╭─ RECORDS FOR THE EXERCISE

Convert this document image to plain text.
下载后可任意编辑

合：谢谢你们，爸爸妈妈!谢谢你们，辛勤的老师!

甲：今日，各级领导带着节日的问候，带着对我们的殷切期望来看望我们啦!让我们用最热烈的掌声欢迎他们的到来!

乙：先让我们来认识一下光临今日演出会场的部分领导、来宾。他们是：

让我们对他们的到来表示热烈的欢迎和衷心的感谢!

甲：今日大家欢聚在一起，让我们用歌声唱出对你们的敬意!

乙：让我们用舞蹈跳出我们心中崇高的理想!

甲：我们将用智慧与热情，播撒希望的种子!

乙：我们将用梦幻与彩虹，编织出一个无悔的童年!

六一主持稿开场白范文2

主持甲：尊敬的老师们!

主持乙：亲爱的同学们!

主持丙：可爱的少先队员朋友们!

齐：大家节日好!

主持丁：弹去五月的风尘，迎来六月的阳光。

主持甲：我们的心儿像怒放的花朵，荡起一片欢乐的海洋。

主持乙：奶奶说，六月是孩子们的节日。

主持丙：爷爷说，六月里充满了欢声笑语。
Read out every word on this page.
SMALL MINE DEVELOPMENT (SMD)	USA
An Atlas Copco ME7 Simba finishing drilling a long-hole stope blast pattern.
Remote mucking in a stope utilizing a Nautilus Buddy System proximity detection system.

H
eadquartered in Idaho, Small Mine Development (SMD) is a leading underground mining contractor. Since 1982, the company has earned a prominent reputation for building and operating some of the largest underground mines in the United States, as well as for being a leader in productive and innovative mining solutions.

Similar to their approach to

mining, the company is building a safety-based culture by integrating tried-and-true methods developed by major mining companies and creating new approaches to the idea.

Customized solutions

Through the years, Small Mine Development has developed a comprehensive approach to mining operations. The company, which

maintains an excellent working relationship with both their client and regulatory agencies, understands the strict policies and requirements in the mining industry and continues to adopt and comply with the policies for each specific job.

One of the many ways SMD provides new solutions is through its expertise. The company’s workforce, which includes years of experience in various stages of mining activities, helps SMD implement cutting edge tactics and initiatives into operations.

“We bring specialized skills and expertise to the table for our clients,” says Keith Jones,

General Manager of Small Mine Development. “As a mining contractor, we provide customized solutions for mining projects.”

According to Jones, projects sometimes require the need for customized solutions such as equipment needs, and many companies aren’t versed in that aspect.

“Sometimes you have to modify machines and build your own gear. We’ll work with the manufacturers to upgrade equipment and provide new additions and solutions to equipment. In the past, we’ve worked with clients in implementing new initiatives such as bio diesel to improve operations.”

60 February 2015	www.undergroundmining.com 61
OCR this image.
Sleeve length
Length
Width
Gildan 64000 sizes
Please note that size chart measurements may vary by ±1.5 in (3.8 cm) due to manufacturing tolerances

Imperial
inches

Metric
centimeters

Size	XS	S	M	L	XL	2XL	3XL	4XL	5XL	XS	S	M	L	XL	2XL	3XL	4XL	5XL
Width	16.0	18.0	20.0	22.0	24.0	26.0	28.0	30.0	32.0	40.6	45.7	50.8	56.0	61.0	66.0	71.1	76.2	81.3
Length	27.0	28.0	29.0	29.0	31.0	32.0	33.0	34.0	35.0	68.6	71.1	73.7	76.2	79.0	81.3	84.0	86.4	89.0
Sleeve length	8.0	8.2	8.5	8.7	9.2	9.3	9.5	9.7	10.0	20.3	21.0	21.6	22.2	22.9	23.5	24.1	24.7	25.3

╰─

### [TASK]
Word for word, write out all of the data above.

### [RESULT OF THE TASK]
Convert this document image to plain text.
下载后可任意编辑

合：谢谢你们，爸爸妈妈!谢谢你们，辛勤的老师!

甲：今日，各级领导带着节日的问候，带着对我们的殷切期望来看望我们啦!让我们用最热烈的掌声欢迎他们的到来!

乙：先让我们来认识一下光临今日演出会场的部分领导、来宾。他们是：

让我们对他们的到来表示热烈的欢迎和衷心的感谢!

甲：今日大家欢聚在一起，让我们用歌声唱出对你们的敬意!

乙：让我们用舞蹈跳出我们心中崇高的理想!

甲：我们将用智慧与热情，播撒希望的种子!

乙：我们将用梦幻与彩虹，编织出一个无悔的童年!

六一主持稿开场白范文2

主持甲：尊敬的老师们!

主持乙：亲爱的同学们!

主持丙：可爱的少先队员朋友们!

齐：大家节日好!

主持丁：弹去五月的风尘，迎来六月的阳光。

主持甲：我们的心儿像怒放的花朵，荡起一片欢乐的海洋。

主持乙：奶奶说，六月是孩子们的节日。

主持丙：爷爷说，六月里充满了欢声笑语。
Read out every word on this page.
SMALL MINE DEVELOPMENT (SMD)	USA
An Atlas Copco ME7 Simba finishing drilling a long-hole stope blast pattern.
Remote mucking in a stope utilizing a Nautilus Buddy System proximity detection system.

H
eadquartered in Idaho, Small Mine Development (SMD) is a leading underground mining contractor. Since 1982, the company has earned a prominent reputation for building and operating some of the largest underground mines in the United States, as well as for being a leader in productive and innovative mining solutions.

Similar to their approach to

mining, the company is building a safety-based culture by integrating tried-and-true methods developed by major mining companies and creating new approaches to the idea.

Customized solutions

Through the years, Small Mine Development has developed a comprehensive approach to mining operations. The company, which

maintains an excellent working relationship with both their client and regulatory agencies, understands the strict policies and requirements in the mining industry and continues to adopt and comply with the policies for each specific job.

One of the many ways SMD provides new solutions is through its expertise. The company’s workforce, which includes years of experience in various stages of mining activities, helps SMD implement cutting edge tactics and initiatives into operations.

“We bring specialized skills and expertise to the table for our clients,” says Keith Jones,

General Manager of Small Mine Development. “As a mining contractor, we provide customized solutions for mining projects.”

According to Jones, projects sometimes require the need for customized solutions such as equipment needs, and many companies aren’t versed in that aspect.

“Sometimes you have to modify machines and build your own gear. We’ll work with the manufacturers to upgrade equipment and provide new additions and solutions to equipment. In the past, we’ve worked with clients in implementing new initiatives such as bio diesel to improve operations.”

60 February 2015	www.undergroundmining.com 61
OCR this image.
Sleeve length
Length
Width
Gildan 64000 sizes
Please note that size chart measurements may vary by ±1.5 in (3.8 cm) due to manufacturing tolerances

Imperial
inches

Metric
centimeters

Size	XS	S	M	L	XL	2XL	3XL	4XL	5XL	XS	S	M	L	XL	2XL	3XL	4XL	5XL
Width	16.0	18.0	20.0	22.0	24.0	26.0	28.0	30.0	32.0	40.6	45.7	50.8	56.0	61.0	66.0	71.1	76.2	81.3
Length	27.0	28.0	29.0	29.0	31.0	32.0	33.0	34.0	35.0	68.6	71.1	73.7	76.2	79.0	81.3	84.0	86.4	89.0
Sleeve length	8.0	8.2	8.5	8.7	9.2	9.3	9.5	9.7	10.0	20.3	21.0	21.6	22.2	22.9	23.5	24.1	24.7	25.3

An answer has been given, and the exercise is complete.